━━ DATA PROVIDED
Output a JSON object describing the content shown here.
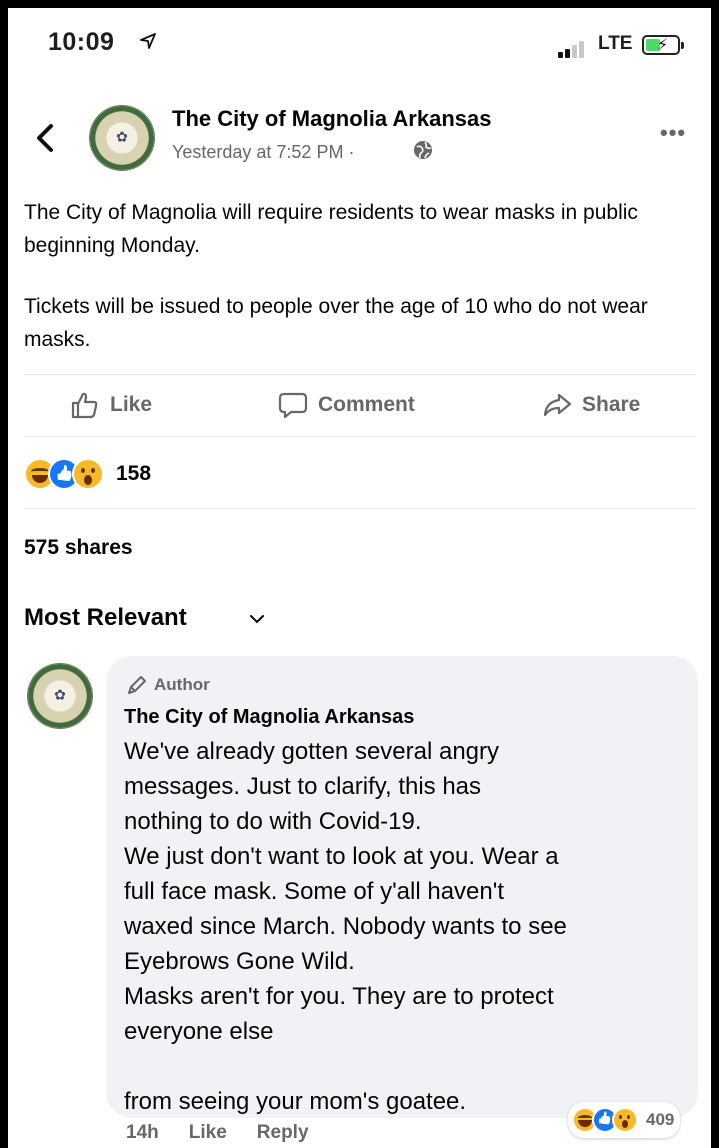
{
  "status_bar": {
    "time": "10:09",
    "network": "LTE",
    "icons": [
      "location-arrow-icon",
      "signal-bars-icon",
      "battery-charging-icon"
    ]
  },
  "post": {
    "page_name": "The City of Magnolia Arkansas",
    "timestamp": "Yesterday at 7:52 PM",
    "separator": "·",
    "audience_icon": "globe-icon",
    "paragraphs": [
      "The City of Magnolia will require residents to wear masks in public beginning Monday.",
      "Tickets will be issued to people over the age of 10 who do not wear masks."
    ]
  },
  "actions": {
    "like": "Like",
    "comment": "Comment",
    "share": "Share"
  },
  "reactions": {
    "types": [
      "haha",
      "like",
      "wow"
    ],
    "count": "158"
  },
  "shares": "575 shares",
  "comments_sort": "Most Relevant",
  "comment": {
    "badge": "Author",
    "author": "The City of Magnolia Arkansas",
    "lines": [
      "We've already gotten several angry",
      "messages. Just to clarify, this has",
      "nothing to do with Covid-19.",
      "We just don't want to look at you. Wear a",
      "full face mask. Some of y'all haven't",
      "waxed since March. Nobody wants to see",
      "Eyebrows Gone Wild.",
      "Masks aren't for you. They are to protect",
      "everyone else",
      "",
      "from seeing your mom's goatee."
    ],
    "age": "14h",
    "like": "Like",
    "reply": "Reply",
    "reaction_count": "409"
  },
  "colors": {
    "text": "#050505",
    "secondary": "#65676b",
    "bubble": "#f0f2f5",
    "like_blue": "#1877f2",
    "emoji_yellow": "#f7b928"
  }
}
━━━━
◆ EXERCISE REQUIREMENTS: Reproduce each record above by retyping it exactly; omit all images.

◆ TASK OUTPUT:
Output a JSON object describing the content shown here.
{
  "status_bar": {
    "time": "10:09",
    "network": "LTE",
    "icons": [
      "location-arrow-icon",
      "signal-bars-icon",
      "battery-charging-icon"
    ]
  },
  "post": {
    "page_name": "The City of Magnolia Arkansas",
    "timestamp": "Yesterday at 7:52 PM",
    "separator": "·",
    "audience_icon": "globe-icon",
    "paragraphs": [
      "The City of Magnolia will require residents to wear masks in public beginning Monday.",
      "Tickets will be issued to people over the age of 10 who do not wear masks."
    ]
  },
  "actions": {
    "like": "Like",
    "comment": "Comment",
    "share": "Share"
  },
  "reactions": {
    "types": [
      "haha",
      "like",
      "wow"
    ],
    "count": "158"
  },
  "shares": "575 shares",
  "comments_sort": "Most Relevant",
  "comment": {
    "badge": "Author",
    "author": "The City of Magnolia Arkansas",
    "lines": [
      "We've already gotten several angry",
      "messages. Just to clarify, this has",
      "nothing to do with Covid-19.",
      "We just don't want to look at you. Wear a",
      "full face mask. Some of y'all haven't",
      "waxed since March. Nobody wants to see",
      "Eyebrows Gone Wild.",
      "Masks aren't for you. They are to protect",
      "everyone else",
      "",
      "from seeing your mom's goatee."
    ],
    "age": "14h",
    "like": "Like",
    "reply": "Reply",
    "reaction_count": "409"
  },
  "colors": {
    "text": "#050505",
    "secondary": "#65676b",
    "bubble": "#f0f2f5",
    "like_blue": "#1877f2",
    "emoji_yellow": "#f7b928"
  }
}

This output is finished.